**PROVIDED MATERIAL**
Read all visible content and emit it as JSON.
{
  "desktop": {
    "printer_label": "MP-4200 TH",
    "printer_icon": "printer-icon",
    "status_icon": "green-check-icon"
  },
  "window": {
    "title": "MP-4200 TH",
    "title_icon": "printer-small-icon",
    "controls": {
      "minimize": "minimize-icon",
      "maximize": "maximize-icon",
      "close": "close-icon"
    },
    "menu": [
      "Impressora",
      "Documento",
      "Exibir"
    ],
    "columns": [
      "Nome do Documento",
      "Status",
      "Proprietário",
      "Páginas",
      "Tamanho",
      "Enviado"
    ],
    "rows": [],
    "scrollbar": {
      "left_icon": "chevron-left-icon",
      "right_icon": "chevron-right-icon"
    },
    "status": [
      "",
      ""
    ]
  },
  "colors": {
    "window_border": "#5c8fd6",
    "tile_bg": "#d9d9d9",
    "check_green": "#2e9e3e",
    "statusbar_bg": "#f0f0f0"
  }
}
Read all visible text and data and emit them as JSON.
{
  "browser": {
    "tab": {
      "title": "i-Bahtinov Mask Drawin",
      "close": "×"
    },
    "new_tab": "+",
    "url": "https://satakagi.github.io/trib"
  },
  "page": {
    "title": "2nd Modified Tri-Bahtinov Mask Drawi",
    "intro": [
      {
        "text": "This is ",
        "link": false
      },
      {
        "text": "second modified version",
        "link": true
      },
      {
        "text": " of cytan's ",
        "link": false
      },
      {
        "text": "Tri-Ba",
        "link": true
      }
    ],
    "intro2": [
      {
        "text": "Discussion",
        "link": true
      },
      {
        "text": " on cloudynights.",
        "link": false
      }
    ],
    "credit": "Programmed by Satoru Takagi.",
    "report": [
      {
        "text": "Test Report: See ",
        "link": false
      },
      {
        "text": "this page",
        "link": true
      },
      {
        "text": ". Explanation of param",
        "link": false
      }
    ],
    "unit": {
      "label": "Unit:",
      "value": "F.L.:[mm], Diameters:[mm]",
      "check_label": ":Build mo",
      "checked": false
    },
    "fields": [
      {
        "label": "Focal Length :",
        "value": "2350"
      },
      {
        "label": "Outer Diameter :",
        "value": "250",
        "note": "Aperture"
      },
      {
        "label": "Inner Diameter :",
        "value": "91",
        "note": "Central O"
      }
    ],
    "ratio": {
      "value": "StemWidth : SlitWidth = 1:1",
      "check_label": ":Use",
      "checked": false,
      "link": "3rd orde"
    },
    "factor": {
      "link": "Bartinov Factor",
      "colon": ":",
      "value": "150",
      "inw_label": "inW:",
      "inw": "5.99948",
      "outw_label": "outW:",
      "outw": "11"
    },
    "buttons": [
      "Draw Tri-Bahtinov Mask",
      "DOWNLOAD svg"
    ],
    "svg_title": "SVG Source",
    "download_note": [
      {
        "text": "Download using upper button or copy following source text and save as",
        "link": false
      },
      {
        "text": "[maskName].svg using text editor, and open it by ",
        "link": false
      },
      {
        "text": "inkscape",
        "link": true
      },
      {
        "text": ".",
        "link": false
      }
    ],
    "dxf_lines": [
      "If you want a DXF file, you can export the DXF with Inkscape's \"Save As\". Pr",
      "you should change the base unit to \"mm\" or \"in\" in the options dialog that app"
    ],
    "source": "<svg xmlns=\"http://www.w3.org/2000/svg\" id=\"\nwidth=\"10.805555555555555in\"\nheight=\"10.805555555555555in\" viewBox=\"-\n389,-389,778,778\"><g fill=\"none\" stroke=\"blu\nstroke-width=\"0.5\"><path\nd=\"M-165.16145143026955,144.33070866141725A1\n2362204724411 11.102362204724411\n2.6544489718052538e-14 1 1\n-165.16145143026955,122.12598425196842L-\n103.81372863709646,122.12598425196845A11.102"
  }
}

**EXERCISE BRIEF**
Above are some records. Print them all exactly.

**RESPONSE FOR THIS EXERCISE**
Read all visible content and emit it as JSON.
{
  "desktop": {
    "printer_label": "MP-4200 TH",
    "printer_icon": "printer-icon",
    "status_icon": "green-check-icon"
  },
  "window": {
    "title": "MP-4200 TH",
    "title_icon": "printer-small-icon",
    "controls": {
      "minimize": "minimize-icon",
      "maximize": "maximize-icon",
      "close": "close-icon"
    },
    "menu": [
      "Impressora",
      "Documento",
      "Exibir"
    ],
    "columns": [
      "Nome do Documento",
      "Status",
      "Proprietário",
      "Páginas",
      "Tamanho",
      "Enviado"
    ],
    "rows": [],
    "scrollbar": {
      "left_icon": "chevron-left-icon",
      "right_icon": "chevron-right-icon"
    },
    "status": [
      "",
      ""
    ]
  },
  "colors": {
    "window_border": "#5c8fd6",
    "tile_bg": "#d9d9d9",
    "check_green": "#2e9e3e",
    "statusbar_bg": "#f0f0f0"
  }
}
Read all visible text and data and emit them as JSON.
{
  "browser": {
    "tab": {
      "title": "i-Bahtinov Mask Drawin",
      "close": "×"
    },
    "new_tab": "+",
    "url": "https://satakagi.github.io/trib"
  },
  "page": {
    "title": "2nd Modified Tri-Bahtinov Mask Drawi",
    "intro": [
      {
        "text": "This is ",
        "link": false
      },
      {
        "text": "second modified version",
        "link": true
      },
      {
        "text": " of cytan's ",
        "link": false
      },
      {
        "text": "Tri-Ba",
        "link": true
      }
    ],
    "intro2": [
      {
        "text": "Discussion",
        "link": true
      },
      {
        "text": " on cloudynights.",
        "link": false
      }
    ],
    "credit": "Programmed by Satoru Takagi.",
    "report": [
      {
        "text": "Test Report: See ",
        "link": false
      },
      {
        "text": "this page",
        "link": true
      },
      {
        "text": ". Explanation of param",
        "link": false
      }
    ],
    "unit": {
      "label": "Unit:",
      "value": "F.L.:[mm], Diameters:[mm]",
      "check_label": ":Build mo",
      "checked": false
    },
    "fields": [
      {
        "label": "Focal Length :",
        "value": "2350"
      },
      {
        "label": "Outer Diameter :",
        "value": "250",
        "note": "Aperture"
      },
      {
        "label": "Inner Diameter :",
        "value": "91",
        "note": "Central O"
      }
    ],
    "ratio": {
      "value": "StemWidth : SlitWidth = 1:1",
      "check_label": ":Use",
      "checked": false,
      "link": "3rd orde"
    },
    "factor": {
      "link": "Bartinov Factor",
      "colon": ":",
      "value": "150",
      "inw_label": "inW:",
      "inw": "5.99948",
      "outw_label": "outW:",
      "outw": "11"
    },
    "buttons": [
      "Draw Tri-Bahtinov Mask",
      "DOWNLOAD svg"
    ],
    "svg_title": "SVG Source",
    "download_note": [
      {
        "text": "Download using upper button or copy following source text and save as",
        "link": false
      },
      {
        "text": "[maskName].svg using text editor, and open it by ",
        "link": false
      },
      {
        "text": "inkscape",
        "link": true
      },
      {
        "text": ".",
        "link": false
      }
    ],
    "dxf_lines": [
      "If you want a DXF file, you can export the DXF with Inkscape's \"Save As\". Pr",
      "you should change the base unit to \"mm\" or \"in\" in the options dialog that app"
    ],
    "source": "<svg xmlns=\"http://www.w3.org/2000/svg\" id=\"\nwidth=\"10.805555555555555in\"\nheight=\"10.805555555555555in\" viewBox=\"-\n389,-389,778,778\"><g fill=\"none\" stroke=\"blu\nstroke-width=\"0.5\"><path\nd=\"M-165.16145143026955,144.33070866141725A1\n2362204724411 11.102362204724411\n2.6544489718052538e-14 1 1\n-165.16145143026955,122.12598425196842L-\n103.81372863709646,122.12598425196845A11.102"
  }
}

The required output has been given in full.